● **TASK BRIEF**: Report how many lines contain the word "service"; answer with the number only.
[start of RECORDS TO USE]
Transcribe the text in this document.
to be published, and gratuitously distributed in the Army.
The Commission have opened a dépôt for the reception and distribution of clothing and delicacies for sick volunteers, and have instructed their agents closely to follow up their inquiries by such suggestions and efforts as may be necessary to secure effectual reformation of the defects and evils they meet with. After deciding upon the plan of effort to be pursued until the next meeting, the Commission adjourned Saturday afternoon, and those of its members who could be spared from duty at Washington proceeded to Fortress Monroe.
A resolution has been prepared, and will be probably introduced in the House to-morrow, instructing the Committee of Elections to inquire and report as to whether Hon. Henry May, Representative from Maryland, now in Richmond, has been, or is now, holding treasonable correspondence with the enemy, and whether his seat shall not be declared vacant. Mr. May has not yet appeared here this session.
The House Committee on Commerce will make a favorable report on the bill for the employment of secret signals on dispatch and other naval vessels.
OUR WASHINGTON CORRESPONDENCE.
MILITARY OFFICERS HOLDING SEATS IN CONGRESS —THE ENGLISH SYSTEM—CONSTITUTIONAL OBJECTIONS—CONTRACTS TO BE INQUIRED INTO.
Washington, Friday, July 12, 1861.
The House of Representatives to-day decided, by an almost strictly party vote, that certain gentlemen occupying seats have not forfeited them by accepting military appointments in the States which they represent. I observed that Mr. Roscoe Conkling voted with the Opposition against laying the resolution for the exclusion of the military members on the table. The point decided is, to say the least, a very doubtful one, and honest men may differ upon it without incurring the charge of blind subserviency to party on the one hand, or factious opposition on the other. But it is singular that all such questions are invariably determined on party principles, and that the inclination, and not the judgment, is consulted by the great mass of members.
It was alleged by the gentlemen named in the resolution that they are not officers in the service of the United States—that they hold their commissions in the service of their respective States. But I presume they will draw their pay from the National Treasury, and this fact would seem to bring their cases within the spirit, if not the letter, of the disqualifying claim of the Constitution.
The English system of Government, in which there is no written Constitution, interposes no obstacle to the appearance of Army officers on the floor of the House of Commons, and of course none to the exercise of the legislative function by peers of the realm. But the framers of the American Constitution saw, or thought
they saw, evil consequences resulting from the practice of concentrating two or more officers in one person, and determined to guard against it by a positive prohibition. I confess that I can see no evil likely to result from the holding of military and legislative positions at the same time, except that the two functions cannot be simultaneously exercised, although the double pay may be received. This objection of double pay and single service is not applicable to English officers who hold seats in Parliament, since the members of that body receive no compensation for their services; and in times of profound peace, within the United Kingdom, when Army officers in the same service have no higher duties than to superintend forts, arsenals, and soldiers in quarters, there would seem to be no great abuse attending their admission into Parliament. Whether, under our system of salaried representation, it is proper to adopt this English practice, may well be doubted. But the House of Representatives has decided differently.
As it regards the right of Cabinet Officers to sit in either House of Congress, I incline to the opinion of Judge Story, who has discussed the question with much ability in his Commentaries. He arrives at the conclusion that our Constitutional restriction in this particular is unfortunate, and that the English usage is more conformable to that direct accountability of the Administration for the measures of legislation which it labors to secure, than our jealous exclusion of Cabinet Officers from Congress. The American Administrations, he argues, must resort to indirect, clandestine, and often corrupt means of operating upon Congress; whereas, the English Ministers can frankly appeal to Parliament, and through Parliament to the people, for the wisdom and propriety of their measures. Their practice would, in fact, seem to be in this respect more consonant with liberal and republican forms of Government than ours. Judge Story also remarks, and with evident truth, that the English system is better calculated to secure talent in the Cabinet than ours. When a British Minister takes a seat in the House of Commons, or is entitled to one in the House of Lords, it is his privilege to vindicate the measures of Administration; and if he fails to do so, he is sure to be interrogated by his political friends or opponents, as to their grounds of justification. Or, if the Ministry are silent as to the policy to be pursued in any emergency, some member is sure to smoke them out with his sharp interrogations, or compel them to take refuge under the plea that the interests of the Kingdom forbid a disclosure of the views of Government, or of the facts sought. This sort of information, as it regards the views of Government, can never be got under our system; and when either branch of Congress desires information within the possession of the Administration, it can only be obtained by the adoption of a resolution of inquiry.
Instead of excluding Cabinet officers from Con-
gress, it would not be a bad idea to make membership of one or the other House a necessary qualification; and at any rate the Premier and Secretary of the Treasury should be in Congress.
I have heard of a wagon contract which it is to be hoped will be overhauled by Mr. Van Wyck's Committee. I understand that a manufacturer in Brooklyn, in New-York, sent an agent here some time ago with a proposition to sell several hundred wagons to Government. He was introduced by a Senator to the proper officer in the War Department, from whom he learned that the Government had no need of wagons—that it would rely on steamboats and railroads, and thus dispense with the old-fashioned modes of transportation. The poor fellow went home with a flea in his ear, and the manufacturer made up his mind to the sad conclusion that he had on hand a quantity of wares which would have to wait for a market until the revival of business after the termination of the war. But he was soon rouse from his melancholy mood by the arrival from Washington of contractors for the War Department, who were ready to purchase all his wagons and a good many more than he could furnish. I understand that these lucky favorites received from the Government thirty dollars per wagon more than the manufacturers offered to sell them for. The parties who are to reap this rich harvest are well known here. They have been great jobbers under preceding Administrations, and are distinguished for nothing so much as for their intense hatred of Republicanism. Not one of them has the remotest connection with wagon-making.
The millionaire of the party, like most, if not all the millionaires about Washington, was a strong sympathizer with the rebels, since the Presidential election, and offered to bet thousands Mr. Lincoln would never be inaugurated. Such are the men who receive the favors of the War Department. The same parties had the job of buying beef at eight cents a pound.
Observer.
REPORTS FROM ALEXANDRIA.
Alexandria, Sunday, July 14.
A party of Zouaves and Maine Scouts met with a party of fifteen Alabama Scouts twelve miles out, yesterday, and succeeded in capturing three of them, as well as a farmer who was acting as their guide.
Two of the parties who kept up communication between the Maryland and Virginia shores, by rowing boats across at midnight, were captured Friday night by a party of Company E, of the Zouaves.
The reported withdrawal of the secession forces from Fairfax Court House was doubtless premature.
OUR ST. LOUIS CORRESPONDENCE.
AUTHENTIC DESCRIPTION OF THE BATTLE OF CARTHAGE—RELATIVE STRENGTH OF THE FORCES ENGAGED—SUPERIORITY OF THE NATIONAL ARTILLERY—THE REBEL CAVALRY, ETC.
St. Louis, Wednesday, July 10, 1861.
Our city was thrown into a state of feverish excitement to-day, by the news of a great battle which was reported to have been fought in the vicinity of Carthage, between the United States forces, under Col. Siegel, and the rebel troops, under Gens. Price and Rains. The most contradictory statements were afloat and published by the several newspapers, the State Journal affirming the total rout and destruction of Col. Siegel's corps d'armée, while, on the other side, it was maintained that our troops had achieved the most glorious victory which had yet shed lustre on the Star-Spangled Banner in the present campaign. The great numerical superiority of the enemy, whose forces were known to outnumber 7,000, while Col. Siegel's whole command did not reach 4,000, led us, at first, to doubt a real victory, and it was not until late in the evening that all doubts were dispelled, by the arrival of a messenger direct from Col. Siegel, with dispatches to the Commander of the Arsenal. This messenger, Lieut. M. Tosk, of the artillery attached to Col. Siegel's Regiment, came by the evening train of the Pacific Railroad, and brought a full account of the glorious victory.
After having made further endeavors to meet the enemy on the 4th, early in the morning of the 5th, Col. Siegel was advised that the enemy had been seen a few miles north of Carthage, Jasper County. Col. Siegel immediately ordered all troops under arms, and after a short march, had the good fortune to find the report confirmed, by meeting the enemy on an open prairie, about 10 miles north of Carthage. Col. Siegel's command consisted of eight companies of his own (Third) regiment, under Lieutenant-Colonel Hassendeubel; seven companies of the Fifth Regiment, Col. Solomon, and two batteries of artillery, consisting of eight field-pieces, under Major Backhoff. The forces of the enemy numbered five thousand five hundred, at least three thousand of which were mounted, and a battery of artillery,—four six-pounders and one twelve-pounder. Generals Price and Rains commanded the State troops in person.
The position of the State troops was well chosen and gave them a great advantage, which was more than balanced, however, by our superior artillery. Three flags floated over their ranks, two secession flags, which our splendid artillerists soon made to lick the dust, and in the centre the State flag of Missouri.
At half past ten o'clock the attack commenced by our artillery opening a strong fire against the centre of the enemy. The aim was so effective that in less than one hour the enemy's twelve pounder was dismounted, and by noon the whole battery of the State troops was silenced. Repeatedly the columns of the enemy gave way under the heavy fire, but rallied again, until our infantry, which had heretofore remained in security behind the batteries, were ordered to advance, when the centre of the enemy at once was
[end of RECORDS TO USE]
● **EXERCISE SOLUTION**: 2